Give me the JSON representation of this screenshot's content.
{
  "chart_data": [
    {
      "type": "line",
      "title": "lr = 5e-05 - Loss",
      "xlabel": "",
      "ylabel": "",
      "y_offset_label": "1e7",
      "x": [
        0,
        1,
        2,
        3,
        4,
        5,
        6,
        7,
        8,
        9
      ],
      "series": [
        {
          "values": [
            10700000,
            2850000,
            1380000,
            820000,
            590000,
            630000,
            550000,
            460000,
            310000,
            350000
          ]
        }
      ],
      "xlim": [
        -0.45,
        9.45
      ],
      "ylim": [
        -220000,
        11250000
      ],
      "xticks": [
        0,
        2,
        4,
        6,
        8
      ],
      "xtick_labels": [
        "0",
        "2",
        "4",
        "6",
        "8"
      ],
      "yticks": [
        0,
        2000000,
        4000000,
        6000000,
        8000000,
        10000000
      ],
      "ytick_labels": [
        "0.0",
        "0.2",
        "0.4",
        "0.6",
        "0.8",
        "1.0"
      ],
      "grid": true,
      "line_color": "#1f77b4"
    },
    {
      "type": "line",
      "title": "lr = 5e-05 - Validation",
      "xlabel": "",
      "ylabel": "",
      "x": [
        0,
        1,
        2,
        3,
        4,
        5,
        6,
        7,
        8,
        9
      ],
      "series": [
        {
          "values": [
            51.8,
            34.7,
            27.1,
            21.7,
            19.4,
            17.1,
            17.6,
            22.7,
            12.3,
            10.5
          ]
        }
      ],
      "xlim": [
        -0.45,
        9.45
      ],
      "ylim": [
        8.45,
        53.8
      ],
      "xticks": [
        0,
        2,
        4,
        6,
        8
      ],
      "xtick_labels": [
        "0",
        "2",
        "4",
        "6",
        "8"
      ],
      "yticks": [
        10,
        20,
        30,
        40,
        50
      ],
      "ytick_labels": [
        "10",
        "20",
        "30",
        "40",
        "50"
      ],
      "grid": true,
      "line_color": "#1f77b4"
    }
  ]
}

================

Your goal
Would you reproduce the material above in full, exactly as given?

Response to this exercise
Give me the JSON representation of this screenshot's content.
{
  "chart_data": [
    {
      "type": "line",
      "title": "lr = 5e-05 - Loss",
      "xlabel": "",
      "ylabel": "",
      "y_offset_label": "1e7",
      "x": [
        0,
        1,
        2,
        3,
        4,
        5,
        6,
        7,
        8,
        9
      ],
      "series": [
        {
          "values": [
            10700000,
            2850000,
            1380000,
            820000,
            590000,
            630000,
            550000,
            460000,
            310000,
            350000
          ]
        }
      ],
      "xlim": [
        -0.45,
        9.45
      ],
      "ylim": [
        -220000,
        11250000
      ],
      "xticks": [
        0,
        2,
        4,
        6,
        8
      ],
      "xtick_labels": [
        "0",
        "2",
        "4",
        "6",
        "8"
      ],
      "yticks": [
        0,
        2000000,
        4000000,
        6000000,
        8000000,
        10000000
      ],
      "ytick_labels": [
        "0.0",
        "0.2",
        "0.4",
        "0.6",
        "0.8",
        "1.0"
      ],
      "grid": true,
      "line_color": "#1f77b4"
    },
    {
      "type": "line",
      "title": "lr = 5e-05 - Validation",
      "xlabel": "",
      "ylabel": "",
      "x": [
        0,
        1,
        2,
        3,
        4,
        5,
        6,
        7,
        8,
        9
      ],
      "series": [
        {
          "values": [
            51.8,
            34.7,
            27.1,
            21.7,
            19.4,
            17.1,
            17.6,
            22.7,
            12.3,
            10.5
          ]
        }
      ],
      "xlim": [
        -0.45,
        9.45
      ],
      "ylim": [
        8.45,
        53.8
      ],
      "xticks": [
        0,
        2,
        4,
        6,
        8
      ],
      "xtick_labels": [
        "0",
        "2",
        "4",
        "6",
        "8"
      ],
      "yticks": [
        10,
        20,
        30,
        40,
        50
      ],
      "ytick_labels": [
        "10",
        "20",
        "30",
        "40",
        "50"
      ],
      "grid": true,
      "line_color": "#1f77b4"
    }
  ]
}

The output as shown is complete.